ITEMS
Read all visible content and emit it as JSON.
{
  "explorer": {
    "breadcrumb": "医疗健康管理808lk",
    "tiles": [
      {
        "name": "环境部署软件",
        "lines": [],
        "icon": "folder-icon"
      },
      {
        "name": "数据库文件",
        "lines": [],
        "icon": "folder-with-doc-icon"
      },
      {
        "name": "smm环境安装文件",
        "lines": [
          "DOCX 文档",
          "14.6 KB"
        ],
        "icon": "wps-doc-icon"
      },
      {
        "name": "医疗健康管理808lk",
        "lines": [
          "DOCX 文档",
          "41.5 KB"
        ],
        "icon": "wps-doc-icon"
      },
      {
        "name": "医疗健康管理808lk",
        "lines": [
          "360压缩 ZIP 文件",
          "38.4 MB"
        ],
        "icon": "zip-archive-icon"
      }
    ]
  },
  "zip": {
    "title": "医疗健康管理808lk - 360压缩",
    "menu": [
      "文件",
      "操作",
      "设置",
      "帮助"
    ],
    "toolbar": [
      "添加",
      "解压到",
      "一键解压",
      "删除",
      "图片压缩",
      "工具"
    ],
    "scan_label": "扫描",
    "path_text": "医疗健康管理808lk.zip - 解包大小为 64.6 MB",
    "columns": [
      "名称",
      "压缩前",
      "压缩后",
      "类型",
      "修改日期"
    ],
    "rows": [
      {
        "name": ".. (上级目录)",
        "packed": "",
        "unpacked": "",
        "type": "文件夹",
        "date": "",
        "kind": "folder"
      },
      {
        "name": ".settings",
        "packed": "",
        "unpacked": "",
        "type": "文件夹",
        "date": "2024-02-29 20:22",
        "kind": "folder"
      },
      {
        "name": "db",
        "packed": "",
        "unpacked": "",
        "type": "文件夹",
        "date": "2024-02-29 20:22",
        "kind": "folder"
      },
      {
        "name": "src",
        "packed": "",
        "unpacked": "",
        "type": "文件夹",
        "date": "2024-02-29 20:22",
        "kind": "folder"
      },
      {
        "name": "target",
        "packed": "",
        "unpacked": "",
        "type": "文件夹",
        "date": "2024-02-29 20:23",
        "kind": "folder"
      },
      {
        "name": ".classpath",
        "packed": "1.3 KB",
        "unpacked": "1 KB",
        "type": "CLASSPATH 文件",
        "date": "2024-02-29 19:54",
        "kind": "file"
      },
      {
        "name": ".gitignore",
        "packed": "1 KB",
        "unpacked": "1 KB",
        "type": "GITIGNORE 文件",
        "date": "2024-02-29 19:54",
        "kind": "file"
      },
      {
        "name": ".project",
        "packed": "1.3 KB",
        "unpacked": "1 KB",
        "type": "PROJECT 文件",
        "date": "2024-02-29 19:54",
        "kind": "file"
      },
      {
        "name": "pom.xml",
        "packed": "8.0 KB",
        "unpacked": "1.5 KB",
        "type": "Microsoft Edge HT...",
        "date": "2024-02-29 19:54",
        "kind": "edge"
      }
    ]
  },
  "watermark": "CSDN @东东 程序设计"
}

--

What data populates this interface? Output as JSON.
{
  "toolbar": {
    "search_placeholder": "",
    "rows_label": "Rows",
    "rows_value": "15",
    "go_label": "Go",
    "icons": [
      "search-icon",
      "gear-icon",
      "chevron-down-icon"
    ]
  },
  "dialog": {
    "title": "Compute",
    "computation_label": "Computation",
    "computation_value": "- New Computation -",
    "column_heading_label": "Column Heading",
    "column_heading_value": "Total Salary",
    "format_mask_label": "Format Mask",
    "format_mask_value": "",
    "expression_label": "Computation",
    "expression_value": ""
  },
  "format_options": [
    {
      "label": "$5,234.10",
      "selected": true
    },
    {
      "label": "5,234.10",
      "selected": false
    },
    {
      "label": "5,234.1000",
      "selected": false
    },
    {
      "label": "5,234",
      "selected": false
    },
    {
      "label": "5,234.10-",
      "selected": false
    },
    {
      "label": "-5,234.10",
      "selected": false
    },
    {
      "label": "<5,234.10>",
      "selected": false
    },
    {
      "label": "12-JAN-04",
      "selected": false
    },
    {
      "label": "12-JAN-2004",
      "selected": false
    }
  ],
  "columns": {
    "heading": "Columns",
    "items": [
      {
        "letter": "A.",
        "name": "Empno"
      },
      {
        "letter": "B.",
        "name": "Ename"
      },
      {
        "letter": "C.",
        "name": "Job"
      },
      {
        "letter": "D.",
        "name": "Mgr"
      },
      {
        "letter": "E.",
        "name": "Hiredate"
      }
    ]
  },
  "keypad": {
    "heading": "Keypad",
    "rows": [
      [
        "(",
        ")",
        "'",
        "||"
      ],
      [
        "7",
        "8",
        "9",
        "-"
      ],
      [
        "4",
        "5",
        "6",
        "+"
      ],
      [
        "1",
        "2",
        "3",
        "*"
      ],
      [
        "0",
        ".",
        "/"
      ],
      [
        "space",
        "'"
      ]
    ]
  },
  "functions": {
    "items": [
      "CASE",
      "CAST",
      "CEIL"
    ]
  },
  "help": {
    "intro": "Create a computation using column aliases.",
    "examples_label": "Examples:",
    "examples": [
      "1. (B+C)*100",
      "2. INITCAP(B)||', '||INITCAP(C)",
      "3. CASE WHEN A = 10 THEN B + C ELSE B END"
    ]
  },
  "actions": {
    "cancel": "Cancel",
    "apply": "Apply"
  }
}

YOUR OBJECTIVE
Identify the lines above with the word "CASE". Copy them.

RESULT FOR THIS EXERCISE
      "CASE",
      "3. CASE WHEN A = 10 THEN B + C ELSE B END"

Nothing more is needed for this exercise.